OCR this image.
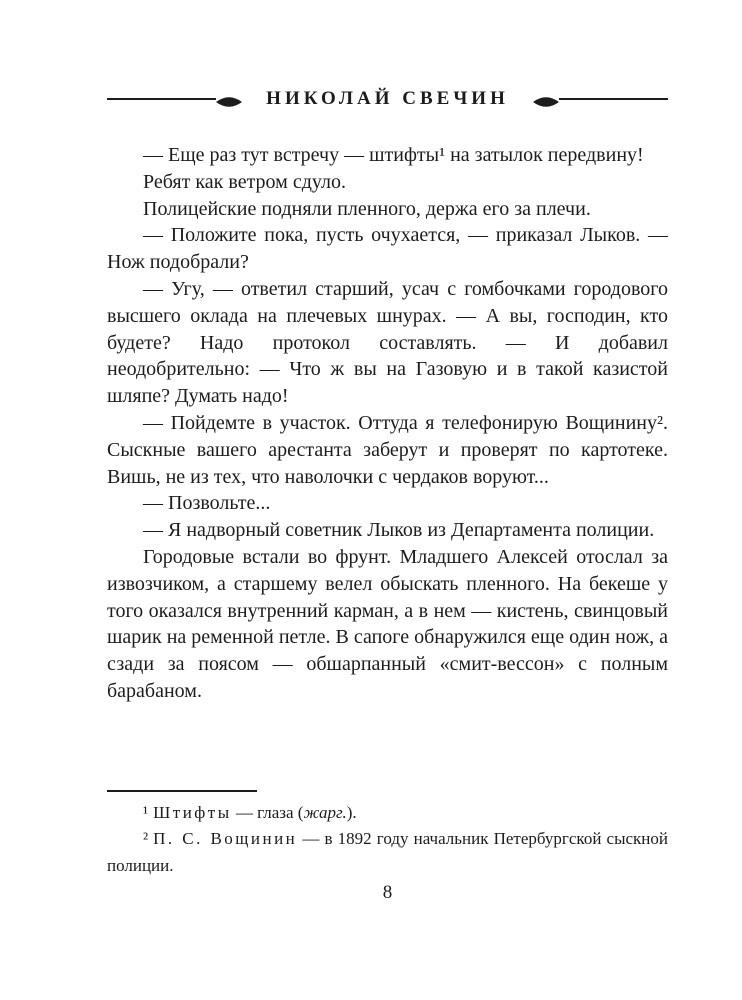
НИКОЛАЙ СВЕЧИН

— Еще раз тут встречу — штифты¹ на затылок передвину!

Ребят как ветром сдуло.

Полицейские подняли пленного, держа его за плечи.

— Положите пока, пусть очухается, — приказал Лыков. — Нож подобрали?

— Угу, — ответил старший, усач с гомбочками городового высшего оклада на плечевых шнурах. — А вы, господин, кто будете? Надо протокол составлять. — И добавил неодобрительно: — Что ж вы на Газовую и в такой казистой шляпе? Думать надо!

— Пойдемте в участок. Оттуда я телефонирую Вощинину². Сыскные вашего арестанта заберут и проверят по картотеке. Вишь, не из тех, что наволочки с чердаков воруют...

— Позвольте...

— Я надворный советник Лыков из Департамента полиции.

Городовые встали во фрунт. Младшего Алексей отослал за извозчиком, а старшему велел обыскать пленного. На бекеше у того оказался внутренний карман, а в нем — кистень, свинцовый шарик на ременной петле. В сапоге обнаружился еще один нож, а сзади за поясом — обшарпанный «смит-вессон» с полным барабаном.

¹ Штифты — глаза (жарг.).

² П. С. Вощинин — в 1892 году начальник Петербургской сыскной полиции.

8
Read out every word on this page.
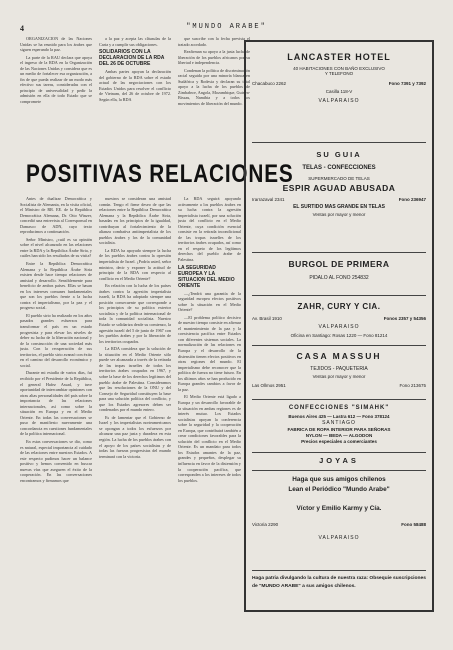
4	"MUNDO ARABE"

ORGANIZACION de las Naciones Unidas se ha reunido para los árabes que siguen esperando la paz.

La parte de la RAU declara que apoya el ingreso de la RDA en la Organización de las Naciones Unidas y considera que es un medio de fortalecer esa organización, a fin de que pueda realizar de un modo más efectivo sus tareas, consideradas con el principio de universalidad y pedir la admisión en ella de todo Estado que se compromete

a la paz y acepta las cláusulas de la Carta y a cumplir sus obligaciones.

SOLIDARIOS CON LA DECLARACION DE LA RDA DEL 26 DE OCTUBRE

Ambas partes apoyan la declaración del gobierno de la RDA sobre el estado actual de las negociaciones con los Estados Unidos para resolver el conflicto de Vietnam, del 26 de octubre de 1972. Según ella, la RDA

que suscribe con la fecha prevista el tratado acordado.

Reafirman su apoyo a la justa lucha de liberación de los pueblos africanos por su libertad e independencia.

Condenan la política de discriminación racial seguida por una minoría blanca en Sudáfrica y Rodesia y declaran su total apoyo a la lucha de los pueblos de Zimbabwe, Angola, Mozambique, Guinea-Bissau, Namibia y a todos los movimientos de liberación del mundo.

POSITIVAS RELACIONES

Antes de dualizar Democrática y Socialista de Alemania, en la visita oficial, el Ministro de RR. EE. de la República Democrática Alemana, Dr. Otto Winzer, concedió una entrevista al Corresponsal en Damasco de ADN, cuyo texto reproducimos a continuación.

Señor Ministro, ¿cuál es su opinión sobre el nivel alcanzado en las relaciones entre la RDA y la República Árabe Siria, y cuáles han sido los resultados de su visita?

Entre la República Democrática Alemana y la República Árabe Siria existen desde hace tiempo relaciones de amistad y desarrollo. Sensiblemente para beneficio de ambos países. Ellas se basan en los intereses comunes fundamentales que son los pueblos frente a la lucha contra el imperialismo, por la paz y el progreso social.

El pueblo sirio ha realizado en los años pasados grandes esfuerzos para transformar el país en un estado progresista y para elevar los niveles de deber su lucha de la liberación nacional y de la construcción de una sociedad más justa. Con la recuperación de sus territorios, el pueblo sirio avanzó con éxito en el camino del desarrollo económico y social.

Durante mi estadía de varios días, fui recibido por el Presidente de la República, el general Hafez Assad, y tuve oportunidad de intercambiar opiniones con otras altas personalidades del país sobre la importancia de las relaciones internacionales, así como sobre la situación en Europa y en el Medio Oriente. En todas las conversaciones se puso de manifiesto nuevamente una concordancia en cuestiones fundamentales de la política internacional.

En estas conversaciones se dio, como es natural, especial importancia al cuidado de las relaciones entre nuestros Estados. A este respecto pudimos hacer un balance positivo y hemos convenido en buscar nuevas vías que aseguren el éxito de la cooperación. En las conversaciones encontramos y firmamos que

nuestros se consideran una amistad común. Tengo el firme deseo de que las relaciones entre la República Democrática Alemana y la República Árabe Siria, basadas en los principios de la igualdad, contribuyan al fortalecimiento de la alianza combativa antiimperialista de los pueblos árabes y los de la comunidad socialista.

La RDA ha apoyado siempre la lucha de los pueblos árabes contra la opresión imperialista de Israel. ¿Podría usted, señor ministro, decir y exponer la actitud de principio de la RDA con respecto al conflicto en el Medio Oriente?

En relación con la lucha de los países árabes contra la agresión imperialista israelí, la RDA ha adoptado siempre una posición consecuente que corresponde a los principios de su política exterior socialista y de la política internacional de toda la comunidad socialista. Nuestro Estado se solidariza desde su comienzo, la agresión israelí del 5 de junio de 1967 con los pueblos árabes y por la liberación de los territorios ocupados.

La RDA considera que la solución de la situación en el Medio Oriente sólo puede ser alcanzada a través de la retirada de las tropas israelíes de todos los territorios árabes ocupados en 1967, y sobre la base de los derechos legítimos del pueblo árabe de Palestina. Consideramos que las resoluciones de la ONU y del Consejo de Seguridad constituyen la base para una solución política del conflicto, y que los Estados agresores deben ser condenados por el mundo entero.

Es de lamentar que el Gobierno de Israel y los imperialistas norteamericanos se opongan a todos los esfuerzos por alcanzar una paz justa y duradera en esta región. La lucha de los pueblos árabes con el apoyo de los países socialistas y de todas las fuerzas progresistas del mundo terminará con la victoria.

La RDA seguirá apoyando activamente a los pueblos árabes en su lucha contra la agresión imperialista israelí, por una solución justa del conflicto en el Medio Oriente, cuya condición esencial consiste en la retirada incondicional de las tropas israelíes de los territorios árabes ocupados, así como en el respeto de los legítimos derechos del pueblo árabe de Palestina.

LA SEGURIDAD EUROPEA Y LA SITUACION DEL MEDIO ORIENTE

—¿Tendrá una garantía de la seguridad europea efectos positivos sobre la situación en el Medio Oriente?

—El problema político decisivo de nuestro tiempo consiste en afirmar el mantenimiento de la paz y la coexistencia pacífica entre Estados con diferentes sistemas sociales. La normalización de las relaciones en Europa y el desarrollo de la distensión tienen efectos positivos en otras regiones del mundo. El imperialismo debe reconocer que la política de fuerza no tiene futuro. En los últimos años se han producido en Europa grandes cambios a favor de la paz.

El Medio Oriente está ligado a Europa y un desarrollo favorable de la situación en ambas regiones es de interés mutuo. Los Estados socialistas apoyan la conferencia sobre la seguridad y la cooperación en Europa, que contribuirá también a crear condiciones favorables para la solución del conflicto en el Medio Oriente. Es un mandato para todos los Estados amantes de la paz, grandes y pequeños, desplegar su influencia en favor de la distensión y la cooperación pacífica, que corresponden a los intereses de todos los pueblos.

LANCASTER HOTEL
40 HABITACIONES CON BAÑO EXCLUSIVO
Y TELEFONO
Chacabuco 2262	Fono 7391 y 7392
Casilla 118-V
VALPARAISO
SU GUIA
TELAS - CONFECCIONES
SUPERMERCADO DE TELAS
ESPIR AGUAD ABUSADA
Irarrazaval 2341	Fono 236947
EL SURTIDO MAS GRANDE EN TELAS
Ventas por mayor y menor
BURGOL DE PRIMERA
PIDALO AL FONO 254832
ZAHR, CURY Y CIA.
Av. Brasil 1910	Fonos 2357 y 54356
VALPARAISO
Oficina en Santiago: Rosas 1220 — Fono 81214
CASA MASSUH
TEJIDOS - PAQUETERIA
Ventas por mayor y menor
Las Ollmos 2951	Fono 213675
CONFECCIONES "SIMAHK"
Buenos Aires 425 — Lastra 612 — Fono 378124
SANTIAGO
FABRICA DE ROPA INTERIOR PARA SEÑORAS
NYLON — BEDA — ALGODON
Precios especiales a comerciantes
JOYAS
Haga que sus amigos chilenos
Lean el Periódico "Mundo Arabe"
Víctor y Emilio Karmy y Cía.
Victoria 2290	Fono 58488
VALPARAISO
Haga patria divulgando la cultura de nuestra raza: Obsequie suscripciones de "MUNDO ARABE" a sus amigos chilenos.
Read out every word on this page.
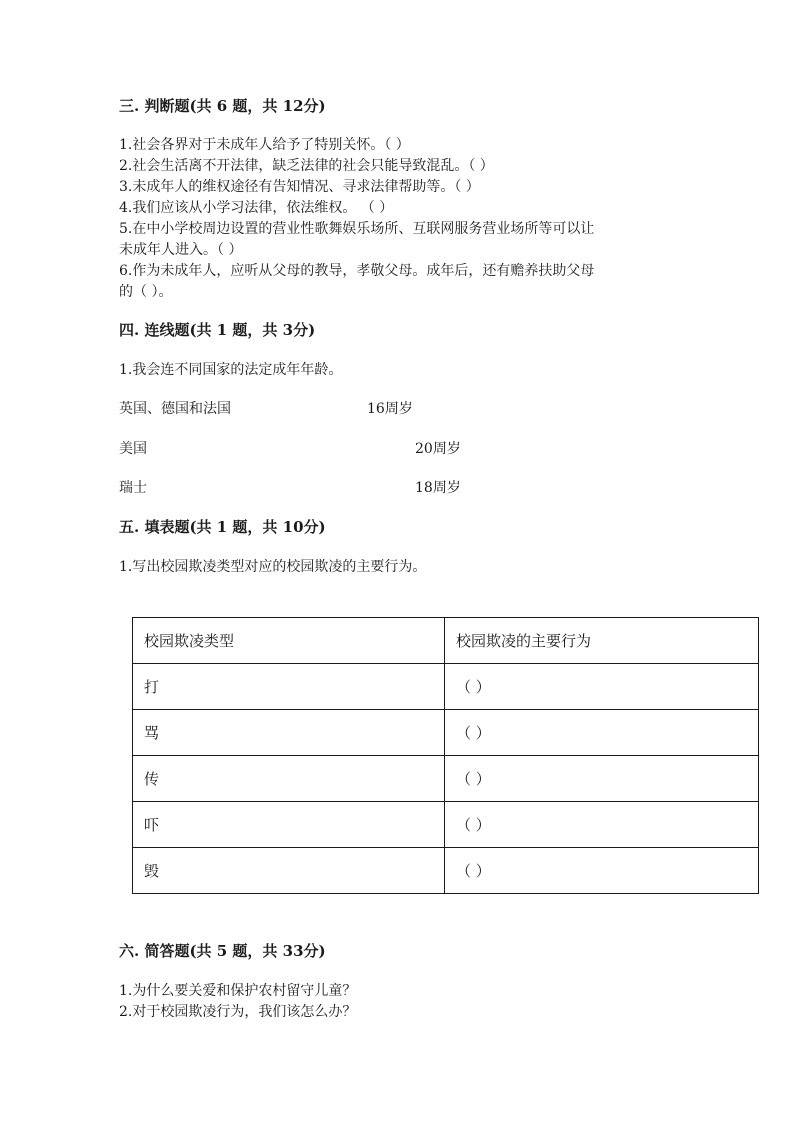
三. 判断题(共 6 题，共 12分)
1.社会各界对于未成年人给予了特别关怀。（ ）
2.社会生活离不开法律，缺乏法律的社会只能导致混乱。（ ）
3.未成年人的维权途径有告知情况、寻求法律帮助等。（ ）
4.我们应该从小学习法律，依法维权。 （ ）
5.在中小学校周边设置的营业性歌舞娱乐场所、互联网服务营业场所等可以让
未成年人进入。（ ）
6.作为未成年人，应听从父母的教导，孝敬父母。成年后，还有赡养扶助父母
的（ ）。
四. 连线题(共 1 题，共 3分)
1.我会连不同国家的法定成年年龄。
英国、德国和法国	16周岁
美国	20周岁
瑞士	18周岁
五. 填表题(共 1 题，共 10分)
1.写出校园欺凌类型对应的校园欺凌的主要行为。
校园欺凌类型	校园欺凌的主要行为
打	（ ）
骂	（ ）
传	（ ）
吓	（ ）
毁	（ ）
六. 简答题(共 5 题，共 33分)
1.为什么要关爱和保护农村留守儿童？
2.对于校园欺凌行为，我们该怎么办？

PROBLEM TO WORK ON: Point out every line holding the string "пленного" and copy it.

ANSWER FOR THIS EXERCISE:
Полицейские подняли пленного, держа его за плечи.
Городовые встали во фрунт. Младшего Алексей отослал за извозчиком, а старшему велел обыскать пленного. На бекеше у того оказался внутренний карман, а в нем — кистень, свинцовый шарик на ременной петле. В сапоге обнаружился еще один нож, а сзади за поясом — обшарпанный «смит-вессон» с полным барабаном.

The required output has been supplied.